■ **PROBLEM DETAILS**:
Where a line of the listing below includes the word "ersättande", reproduce that line.
[[ PROVIDED ENTRIES, beginning ]]
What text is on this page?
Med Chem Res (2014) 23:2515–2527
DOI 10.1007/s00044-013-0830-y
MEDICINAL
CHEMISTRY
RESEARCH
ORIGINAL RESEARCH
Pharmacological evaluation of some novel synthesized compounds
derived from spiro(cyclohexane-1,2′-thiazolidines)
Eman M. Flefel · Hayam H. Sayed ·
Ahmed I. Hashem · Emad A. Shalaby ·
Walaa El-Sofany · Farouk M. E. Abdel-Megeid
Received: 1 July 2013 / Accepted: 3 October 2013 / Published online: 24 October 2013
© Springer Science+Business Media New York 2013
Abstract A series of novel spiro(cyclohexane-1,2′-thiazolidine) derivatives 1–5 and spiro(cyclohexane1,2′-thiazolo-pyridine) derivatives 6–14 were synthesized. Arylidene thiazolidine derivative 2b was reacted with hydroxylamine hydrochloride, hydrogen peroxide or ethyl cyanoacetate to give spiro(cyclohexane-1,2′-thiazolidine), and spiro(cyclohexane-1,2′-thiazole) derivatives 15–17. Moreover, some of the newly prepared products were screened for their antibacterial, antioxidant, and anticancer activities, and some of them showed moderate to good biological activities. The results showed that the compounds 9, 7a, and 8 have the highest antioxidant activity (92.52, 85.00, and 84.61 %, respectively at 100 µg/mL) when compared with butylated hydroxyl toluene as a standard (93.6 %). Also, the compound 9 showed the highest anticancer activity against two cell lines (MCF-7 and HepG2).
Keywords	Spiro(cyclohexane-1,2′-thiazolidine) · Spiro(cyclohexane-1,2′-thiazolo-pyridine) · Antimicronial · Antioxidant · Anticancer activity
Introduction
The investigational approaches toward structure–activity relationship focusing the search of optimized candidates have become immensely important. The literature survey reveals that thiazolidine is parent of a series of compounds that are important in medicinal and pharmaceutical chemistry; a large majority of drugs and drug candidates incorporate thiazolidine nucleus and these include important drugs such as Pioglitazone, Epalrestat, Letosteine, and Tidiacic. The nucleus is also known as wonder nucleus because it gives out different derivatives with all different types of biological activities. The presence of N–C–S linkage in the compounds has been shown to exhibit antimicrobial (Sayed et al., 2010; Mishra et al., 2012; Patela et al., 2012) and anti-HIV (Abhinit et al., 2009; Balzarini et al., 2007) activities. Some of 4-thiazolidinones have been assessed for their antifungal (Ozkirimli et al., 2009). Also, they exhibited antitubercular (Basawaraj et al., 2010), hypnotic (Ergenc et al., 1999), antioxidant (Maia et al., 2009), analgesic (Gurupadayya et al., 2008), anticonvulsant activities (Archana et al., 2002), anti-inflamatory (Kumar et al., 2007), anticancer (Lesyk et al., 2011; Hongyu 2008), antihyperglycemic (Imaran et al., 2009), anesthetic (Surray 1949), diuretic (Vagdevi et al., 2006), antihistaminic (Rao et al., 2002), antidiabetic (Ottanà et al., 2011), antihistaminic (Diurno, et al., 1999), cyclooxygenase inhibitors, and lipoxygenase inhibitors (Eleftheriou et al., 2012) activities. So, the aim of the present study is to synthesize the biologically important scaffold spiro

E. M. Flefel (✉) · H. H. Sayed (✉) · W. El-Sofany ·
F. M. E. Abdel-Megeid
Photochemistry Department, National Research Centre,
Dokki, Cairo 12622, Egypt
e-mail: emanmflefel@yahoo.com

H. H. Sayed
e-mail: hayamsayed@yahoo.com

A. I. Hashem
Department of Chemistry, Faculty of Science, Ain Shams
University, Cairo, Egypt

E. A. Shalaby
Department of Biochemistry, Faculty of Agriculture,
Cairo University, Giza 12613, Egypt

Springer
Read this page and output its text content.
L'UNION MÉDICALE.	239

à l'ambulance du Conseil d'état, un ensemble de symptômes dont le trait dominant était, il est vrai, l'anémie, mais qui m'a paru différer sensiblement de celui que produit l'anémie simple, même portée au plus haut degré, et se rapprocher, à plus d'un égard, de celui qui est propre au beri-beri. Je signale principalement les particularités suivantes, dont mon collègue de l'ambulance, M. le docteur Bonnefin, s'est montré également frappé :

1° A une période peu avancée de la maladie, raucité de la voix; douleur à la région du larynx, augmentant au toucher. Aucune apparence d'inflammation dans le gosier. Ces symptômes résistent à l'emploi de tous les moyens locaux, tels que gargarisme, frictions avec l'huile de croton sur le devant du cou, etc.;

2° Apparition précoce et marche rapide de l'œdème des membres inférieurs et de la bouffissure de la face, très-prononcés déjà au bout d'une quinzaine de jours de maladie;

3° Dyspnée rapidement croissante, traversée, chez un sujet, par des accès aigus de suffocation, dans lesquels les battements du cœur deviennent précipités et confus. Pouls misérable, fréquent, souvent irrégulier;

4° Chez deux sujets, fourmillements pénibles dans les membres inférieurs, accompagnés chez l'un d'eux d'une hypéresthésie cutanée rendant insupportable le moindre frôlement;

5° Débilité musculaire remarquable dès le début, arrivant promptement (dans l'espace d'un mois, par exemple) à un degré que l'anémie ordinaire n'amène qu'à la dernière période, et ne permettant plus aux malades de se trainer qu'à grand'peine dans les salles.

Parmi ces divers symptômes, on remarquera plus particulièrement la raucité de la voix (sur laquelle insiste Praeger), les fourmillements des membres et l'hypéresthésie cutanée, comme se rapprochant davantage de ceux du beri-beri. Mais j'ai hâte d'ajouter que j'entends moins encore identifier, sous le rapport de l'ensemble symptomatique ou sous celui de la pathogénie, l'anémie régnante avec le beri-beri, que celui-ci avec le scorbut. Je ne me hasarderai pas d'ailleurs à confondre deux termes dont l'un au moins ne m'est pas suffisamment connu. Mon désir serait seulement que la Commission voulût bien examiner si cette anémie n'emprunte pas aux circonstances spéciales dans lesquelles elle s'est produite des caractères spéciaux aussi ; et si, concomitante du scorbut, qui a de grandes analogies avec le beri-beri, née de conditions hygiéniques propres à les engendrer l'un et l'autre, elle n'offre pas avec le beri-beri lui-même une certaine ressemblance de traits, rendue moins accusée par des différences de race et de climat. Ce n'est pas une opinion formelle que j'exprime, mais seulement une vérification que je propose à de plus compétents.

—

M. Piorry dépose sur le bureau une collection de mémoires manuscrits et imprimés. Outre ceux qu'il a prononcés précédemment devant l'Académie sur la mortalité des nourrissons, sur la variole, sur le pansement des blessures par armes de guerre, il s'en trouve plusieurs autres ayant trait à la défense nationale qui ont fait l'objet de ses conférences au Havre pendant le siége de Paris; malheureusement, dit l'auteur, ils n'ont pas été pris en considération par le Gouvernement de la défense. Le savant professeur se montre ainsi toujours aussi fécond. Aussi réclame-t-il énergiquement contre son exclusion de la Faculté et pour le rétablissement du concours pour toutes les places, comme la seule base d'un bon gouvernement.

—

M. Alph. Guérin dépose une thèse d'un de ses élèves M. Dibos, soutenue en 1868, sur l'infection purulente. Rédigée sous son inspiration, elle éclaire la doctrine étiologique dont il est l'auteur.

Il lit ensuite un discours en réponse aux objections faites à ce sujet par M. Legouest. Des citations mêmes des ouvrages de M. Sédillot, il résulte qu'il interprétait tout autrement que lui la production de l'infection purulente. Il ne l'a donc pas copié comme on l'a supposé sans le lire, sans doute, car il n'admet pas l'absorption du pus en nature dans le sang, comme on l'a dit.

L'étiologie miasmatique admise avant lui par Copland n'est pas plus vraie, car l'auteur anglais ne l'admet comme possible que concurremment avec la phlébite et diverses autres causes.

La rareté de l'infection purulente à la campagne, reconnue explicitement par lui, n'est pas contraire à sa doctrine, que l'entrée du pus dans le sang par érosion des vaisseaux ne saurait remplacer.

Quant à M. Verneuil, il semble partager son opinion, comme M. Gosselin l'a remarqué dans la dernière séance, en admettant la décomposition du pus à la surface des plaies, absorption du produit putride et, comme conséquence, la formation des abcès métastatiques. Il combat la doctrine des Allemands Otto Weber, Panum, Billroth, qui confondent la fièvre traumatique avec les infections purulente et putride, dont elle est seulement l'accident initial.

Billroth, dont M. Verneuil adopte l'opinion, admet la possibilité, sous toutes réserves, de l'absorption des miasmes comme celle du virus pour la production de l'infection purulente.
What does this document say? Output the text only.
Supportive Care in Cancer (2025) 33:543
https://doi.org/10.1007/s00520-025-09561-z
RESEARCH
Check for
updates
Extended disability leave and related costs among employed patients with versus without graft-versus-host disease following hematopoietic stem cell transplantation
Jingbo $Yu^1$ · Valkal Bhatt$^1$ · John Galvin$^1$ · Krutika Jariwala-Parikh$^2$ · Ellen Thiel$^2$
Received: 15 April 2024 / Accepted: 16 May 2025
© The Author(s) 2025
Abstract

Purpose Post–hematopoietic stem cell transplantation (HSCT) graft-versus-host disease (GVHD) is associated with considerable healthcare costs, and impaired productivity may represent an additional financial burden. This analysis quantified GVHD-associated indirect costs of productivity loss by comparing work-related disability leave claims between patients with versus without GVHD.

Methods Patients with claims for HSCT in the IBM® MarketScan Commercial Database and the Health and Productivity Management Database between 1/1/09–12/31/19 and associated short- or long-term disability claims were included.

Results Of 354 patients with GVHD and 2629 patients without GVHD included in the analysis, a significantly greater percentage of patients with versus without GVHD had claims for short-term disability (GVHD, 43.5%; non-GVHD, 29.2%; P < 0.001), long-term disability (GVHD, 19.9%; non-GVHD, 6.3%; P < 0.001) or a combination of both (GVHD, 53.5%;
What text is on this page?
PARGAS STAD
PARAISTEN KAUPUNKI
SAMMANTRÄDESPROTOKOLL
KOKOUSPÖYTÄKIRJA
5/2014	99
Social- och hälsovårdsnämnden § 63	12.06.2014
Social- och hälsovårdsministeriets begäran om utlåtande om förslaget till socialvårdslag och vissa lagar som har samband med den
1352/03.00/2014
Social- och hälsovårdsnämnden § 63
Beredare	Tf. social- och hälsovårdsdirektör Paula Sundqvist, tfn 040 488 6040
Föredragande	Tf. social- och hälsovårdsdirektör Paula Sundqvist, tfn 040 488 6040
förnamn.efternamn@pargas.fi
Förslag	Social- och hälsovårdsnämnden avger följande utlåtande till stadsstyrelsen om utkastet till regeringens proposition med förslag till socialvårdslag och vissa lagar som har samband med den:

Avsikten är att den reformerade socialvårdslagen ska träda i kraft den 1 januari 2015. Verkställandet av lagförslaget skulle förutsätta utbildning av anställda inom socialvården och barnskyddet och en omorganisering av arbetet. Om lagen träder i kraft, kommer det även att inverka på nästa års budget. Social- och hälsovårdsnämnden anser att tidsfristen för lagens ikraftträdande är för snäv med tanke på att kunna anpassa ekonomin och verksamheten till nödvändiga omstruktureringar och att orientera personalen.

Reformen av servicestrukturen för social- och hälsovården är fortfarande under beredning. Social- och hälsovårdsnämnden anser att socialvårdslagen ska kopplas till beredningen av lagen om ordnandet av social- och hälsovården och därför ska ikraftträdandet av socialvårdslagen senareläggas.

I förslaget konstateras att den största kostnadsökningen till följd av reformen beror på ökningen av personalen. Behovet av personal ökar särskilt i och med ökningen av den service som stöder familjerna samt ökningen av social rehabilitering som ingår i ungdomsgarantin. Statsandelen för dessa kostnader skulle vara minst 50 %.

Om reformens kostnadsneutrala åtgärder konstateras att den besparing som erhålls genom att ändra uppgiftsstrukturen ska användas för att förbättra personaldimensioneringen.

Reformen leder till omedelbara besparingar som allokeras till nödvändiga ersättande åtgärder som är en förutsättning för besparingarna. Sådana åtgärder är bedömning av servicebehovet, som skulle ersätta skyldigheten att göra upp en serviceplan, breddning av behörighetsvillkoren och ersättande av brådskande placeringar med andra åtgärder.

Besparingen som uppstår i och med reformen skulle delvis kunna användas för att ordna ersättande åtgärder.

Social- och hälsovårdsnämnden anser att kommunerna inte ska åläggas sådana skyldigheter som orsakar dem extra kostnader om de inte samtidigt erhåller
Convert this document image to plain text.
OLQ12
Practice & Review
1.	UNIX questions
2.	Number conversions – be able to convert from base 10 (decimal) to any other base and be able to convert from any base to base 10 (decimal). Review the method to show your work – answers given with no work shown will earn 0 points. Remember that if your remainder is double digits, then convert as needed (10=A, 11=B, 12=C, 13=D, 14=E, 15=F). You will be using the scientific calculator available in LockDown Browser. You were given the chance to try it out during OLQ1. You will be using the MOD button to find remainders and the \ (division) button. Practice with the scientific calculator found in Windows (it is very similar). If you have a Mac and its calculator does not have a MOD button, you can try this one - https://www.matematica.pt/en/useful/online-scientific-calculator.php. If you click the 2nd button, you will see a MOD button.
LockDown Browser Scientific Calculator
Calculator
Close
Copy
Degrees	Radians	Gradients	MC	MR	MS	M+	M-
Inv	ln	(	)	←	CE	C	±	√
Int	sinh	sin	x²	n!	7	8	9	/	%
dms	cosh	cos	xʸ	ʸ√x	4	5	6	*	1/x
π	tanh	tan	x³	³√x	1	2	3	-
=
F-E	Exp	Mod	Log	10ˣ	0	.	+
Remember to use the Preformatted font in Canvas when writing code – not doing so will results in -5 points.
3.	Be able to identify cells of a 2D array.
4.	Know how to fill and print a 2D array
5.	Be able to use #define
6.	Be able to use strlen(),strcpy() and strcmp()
[[ PROVIDED ENTRIES, end ]]
■ **EXPECTED ANSWER**:
Reformen leder till omedelbara besparingar som allokeras till nödvändiga ersättande åtgärder som är en förutsättning för besparingarna. Sådana åtgärder är bedömning av servicebehovet, som skulle ersätta skyldigheten att göra upp en serviceplan, breddning av behörighetsvillkoren och ersättande av brådskande placeringar med andra åtgärder.
Besparingen som uppstår i och med reformen skulle delvis kunna användas för att ordna ersättande åtgärder.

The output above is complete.